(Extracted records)
--- START ---

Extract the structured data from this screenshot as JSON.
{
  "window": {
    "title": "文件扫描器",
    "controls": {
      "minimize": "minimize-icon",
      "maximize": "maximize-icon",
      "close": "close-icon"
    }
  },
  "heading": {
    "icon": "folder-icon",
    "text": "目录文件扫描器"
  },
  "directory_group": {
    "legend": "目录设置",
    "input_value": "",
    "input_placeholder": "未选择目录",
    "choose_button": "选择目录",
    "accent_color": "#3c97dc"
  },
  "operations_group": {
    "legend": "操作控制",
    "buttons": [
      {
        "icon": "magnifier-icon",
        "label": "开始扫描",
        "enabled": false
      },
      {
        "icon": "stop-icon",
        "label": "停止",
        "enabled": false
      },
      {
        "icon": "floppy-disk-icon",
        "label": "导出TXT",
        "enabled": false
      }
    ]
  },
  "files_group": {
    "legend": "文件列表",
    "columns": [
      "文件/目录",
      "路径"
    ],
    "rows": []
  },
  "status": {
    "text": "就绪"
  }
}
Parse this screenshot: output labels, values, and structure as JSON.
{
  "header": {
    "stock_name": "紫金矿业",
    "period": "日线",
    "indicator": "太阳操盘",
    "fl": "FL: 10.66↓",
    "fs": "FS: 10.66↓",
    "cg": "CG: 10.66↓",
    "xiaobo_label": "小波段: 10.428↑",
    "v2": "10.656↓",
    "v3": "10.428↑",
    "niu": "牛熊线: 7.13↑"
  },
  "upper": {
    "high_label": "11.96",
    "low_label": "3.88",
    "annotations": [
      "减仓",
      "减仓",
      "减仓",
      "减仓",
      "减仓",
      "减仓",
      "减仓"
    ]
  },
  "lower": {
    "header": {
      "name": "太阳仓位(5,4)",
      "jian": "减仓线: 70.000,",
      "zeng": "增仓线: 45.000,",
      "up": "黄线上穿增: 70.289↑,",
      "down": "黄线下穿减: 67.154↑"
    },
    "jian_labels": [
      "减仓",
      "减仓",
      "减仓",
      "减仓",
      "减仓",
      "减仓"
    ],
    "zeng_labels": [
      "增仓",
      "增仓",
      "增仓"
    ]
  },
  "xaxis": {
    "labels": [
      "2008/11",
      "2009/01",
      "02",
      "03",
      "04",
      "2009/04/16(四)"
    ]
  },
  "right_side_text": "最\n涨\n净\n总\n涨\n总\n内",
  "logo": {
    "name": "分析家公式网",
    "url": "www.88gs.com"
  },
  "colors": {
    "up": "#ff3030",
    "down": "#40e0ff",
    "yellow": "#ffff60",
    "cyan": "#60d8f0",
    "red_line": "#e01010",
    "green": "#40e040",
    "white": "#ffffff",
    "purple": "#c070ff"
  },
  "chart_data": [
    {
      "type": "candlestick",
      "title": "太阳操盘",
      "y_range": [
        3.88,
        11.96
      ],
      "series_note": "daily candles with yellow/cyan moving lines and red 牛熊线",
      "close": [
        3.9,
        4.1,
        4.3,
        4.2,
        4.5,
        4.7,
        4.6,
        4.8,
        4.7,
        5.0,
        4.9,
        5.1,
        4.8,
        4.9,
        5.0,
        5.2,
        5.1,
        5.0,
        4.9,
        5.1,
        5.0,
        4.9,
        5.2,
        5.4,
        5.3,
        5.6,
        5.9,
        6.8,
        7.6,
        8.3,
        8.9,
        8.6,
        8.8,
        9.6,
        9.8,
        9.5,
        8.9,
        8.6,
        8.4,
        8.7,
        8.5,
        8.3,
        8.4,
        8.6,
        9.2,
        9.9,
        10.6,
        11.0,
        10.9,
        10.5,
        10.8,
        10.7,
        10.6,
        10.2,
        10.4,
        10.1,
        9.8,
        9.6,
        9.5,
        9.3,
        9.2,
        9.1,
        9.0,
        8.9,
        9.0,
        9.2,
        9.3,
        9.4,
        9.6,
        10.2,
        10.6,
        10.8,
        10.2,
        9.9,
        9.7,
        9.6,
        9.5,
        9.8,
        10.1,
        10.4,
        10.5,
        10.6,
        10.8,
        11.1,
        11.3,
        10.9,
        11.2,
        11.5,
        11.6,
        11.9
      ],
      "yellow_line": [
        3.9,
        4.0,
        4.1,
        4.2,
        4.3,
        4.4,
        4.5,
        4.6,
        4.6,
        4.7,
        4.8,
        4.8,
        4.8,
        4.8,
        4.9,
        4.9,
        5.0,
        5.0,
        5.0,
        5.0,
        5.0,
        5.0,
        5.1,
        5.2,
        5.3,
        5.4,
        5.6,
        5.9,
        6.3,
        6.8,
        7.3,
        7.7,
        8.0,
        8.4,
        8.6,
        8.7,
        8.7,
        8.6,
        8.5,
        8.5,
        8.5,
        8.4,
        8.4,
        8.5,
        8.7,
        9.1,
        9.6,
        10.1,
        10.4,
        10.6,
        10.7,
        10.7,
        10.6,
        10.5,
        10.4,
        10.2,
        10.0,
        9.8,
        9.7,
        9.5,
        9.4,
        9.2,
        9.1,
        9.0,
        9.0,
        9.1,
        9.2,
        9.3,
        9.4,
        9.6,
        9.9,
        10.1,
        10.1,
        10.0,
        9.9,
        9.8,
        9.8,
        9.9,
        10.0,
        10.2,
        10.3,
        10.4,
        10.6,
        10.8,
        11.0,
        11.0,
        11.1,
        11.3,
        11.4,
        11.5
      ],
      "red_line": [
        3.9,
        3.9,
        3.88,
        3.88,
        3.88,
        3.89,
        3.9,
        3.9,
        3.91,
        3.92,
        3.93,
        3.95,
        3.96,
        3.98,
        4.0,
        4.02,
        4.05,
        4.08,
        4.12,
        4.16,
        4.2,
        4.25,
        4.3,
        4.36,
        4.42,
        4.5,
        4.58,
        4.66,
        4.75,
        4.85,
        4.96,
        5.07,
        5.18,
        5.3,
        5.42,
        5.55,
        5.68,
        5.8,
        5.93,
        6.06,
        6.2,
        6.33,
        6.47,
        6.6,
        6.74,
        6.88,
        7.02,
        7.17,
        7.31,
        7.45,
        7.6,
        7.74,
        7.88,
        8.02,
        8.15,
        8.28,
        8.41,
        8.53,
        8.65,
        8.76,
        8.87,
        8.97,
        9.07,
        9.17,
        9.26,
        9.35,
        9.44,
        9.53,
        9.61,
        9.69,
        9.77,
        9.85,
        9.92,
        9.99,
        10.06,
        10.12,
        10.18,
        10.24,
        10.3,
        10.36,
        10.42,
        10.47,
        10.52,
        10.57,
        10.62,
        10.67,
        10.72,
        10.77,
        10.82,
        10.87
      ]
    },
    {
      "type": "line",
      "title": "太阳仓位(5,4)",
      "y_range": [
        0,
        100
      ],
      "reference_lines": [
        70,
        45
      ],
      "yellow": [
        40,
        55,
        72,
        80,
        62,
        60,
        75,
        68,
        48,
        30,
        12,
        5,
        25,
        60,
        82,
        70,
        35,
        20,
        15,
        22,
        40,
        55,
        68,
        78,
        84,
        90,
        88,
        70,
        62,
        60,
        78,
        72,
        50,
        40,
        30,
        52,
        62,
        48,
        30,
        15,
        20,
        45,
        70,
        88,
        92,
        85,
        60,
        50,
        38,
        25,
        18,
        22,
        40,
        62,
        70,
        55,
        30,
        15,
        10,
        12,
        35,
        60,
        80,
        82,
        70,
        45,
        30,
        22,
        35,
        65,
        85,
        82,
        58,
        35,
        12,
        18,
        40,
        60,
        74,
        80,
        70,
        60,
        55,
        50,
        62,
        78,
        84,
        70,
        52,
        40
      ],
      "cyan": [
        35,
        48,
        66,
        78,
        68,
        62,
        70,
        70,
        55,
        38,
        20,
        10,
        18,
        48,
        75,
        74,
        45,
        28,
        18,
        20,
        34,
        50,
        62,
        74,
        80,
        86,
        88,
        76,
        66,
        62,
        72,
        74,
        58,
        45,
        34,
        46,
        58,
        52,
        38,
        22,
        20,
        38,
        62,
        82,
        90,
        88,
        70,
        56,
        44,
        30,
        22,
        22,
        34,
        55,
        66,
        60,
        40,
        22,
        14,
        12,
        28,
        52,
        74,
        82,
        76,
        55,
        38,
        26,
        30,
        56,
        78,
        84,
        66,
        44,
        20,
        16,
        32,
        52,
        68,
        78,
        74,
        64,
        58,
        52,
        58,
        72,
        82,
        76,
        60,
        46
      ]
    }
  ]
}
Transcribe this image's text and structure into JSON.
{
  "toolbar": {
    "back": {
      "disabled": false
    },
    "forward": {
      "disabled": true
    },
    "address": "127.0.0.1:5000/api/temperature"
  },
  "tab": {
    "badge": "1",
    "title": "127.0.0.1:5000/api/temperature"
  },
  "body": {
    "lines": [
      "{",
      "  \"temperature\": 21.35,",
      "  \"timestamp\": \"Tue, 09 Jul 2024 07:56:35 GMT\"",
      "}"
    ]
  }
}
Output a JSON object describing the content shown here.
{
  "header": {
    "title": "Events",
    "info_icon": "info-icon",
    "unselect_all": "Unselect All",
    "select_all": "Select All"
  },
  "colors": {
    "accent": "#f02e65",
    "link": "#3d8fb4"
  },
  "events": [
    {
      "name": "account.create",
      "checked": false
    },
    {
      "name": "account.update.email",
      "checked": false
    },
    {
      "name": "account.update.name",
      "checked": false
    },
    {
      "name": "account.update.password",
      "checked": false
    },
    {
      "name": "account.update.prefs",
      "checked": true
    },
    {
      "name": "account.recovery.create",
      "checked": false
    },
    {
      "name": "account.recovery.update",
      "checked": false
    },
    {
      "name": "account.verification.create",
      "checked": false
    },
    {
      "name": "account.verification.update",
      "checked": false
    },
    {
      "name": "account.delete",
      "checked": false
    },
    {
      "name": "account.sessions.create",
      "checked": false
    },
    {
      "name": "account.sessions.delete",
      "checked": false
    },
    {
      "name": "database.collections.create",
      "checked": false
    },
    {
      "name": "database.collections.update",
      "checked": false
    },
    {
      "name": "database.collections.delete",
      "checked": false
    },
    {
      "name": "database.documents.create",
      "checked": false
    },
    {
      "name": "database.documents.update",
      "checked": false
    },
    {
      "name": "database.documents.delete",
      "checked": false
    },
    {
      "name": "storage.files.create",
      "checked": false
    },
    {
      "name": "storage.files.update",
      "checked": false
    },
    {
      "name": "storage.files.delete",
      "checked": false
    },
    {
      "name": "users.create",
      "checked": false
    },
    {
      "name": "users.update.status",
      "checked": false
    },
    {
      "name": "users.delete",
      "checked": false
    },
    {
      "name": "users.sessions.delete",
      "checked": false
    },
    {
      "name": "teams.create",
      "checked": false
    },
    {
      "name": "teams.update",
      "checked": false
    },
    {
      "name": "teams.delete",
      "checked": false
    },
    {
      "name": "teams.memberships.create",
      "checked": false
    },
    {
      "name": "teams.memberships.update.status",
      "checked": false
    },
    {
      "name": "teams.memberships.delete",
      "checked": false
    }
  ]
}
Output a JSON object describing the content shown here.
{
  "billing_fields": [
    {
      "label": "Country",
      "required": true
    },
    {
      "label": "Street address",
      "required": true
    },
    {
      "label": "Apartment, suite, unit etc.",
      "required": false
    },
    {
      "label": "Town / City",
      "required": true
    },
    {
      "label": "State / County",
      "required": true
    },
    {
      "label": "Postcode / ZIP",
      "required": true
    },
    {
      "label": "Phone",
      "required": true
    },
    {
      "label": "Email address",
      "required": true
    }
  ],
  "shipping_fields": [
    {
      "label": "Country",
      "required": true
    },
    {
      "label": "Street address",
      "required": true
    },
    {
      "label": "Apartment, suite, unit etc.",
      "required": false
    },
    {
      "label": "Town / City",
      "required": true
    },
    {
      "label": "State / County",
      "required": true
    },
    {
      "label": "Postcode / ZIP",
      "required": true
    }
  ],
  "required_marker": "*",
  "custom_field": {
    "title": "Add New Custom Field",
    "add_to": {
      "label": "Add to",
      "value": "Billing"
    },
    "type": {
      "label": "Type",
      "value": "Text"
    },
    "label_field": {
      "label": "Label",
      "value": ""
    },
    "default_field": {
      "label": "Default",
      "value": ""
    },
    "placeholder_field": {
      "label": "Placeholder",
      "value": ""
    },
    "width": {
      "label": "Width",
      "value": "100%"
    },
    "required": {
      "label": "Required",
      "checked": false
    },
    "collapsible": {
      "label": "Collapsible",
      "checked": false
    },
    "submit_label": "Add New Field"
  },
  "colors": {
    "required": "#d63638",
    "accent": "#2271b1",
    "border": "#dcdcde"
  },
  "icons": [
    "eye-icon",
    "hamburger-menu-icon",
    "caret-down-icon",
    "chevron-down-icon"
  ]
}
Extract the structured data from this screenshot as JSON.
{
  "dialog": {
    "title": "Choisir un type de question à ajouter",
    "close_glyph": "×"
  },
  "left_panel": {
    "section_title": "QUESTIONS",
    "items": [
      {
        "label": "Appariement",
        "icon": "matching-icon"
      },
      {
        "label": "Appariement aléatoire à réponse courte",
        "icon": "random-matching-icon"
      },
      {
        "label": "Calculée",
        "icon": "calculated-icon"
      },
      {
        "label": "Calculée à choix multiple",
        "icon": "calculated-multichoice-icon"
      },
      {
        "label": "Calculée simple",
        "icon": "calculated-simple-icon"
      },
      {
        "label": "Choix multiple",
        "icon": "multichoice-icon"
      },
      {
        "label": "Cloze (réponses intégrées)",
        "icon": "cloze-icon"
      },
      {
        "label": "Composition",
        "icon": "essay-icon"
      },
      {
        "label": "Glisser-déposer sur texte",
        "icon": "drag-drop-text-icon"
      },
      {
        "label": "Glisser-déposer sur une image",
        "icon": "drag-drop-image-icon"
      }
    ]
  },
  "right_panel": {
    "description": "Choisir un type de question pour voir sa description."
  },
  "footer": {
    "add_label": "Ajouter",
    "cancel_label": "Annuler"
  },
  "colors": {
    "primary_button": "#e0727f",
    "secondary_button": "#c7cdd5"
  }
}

--- END ---

State the number of lines in the preceding entries that include the word "déposer". Provide nothing else.

2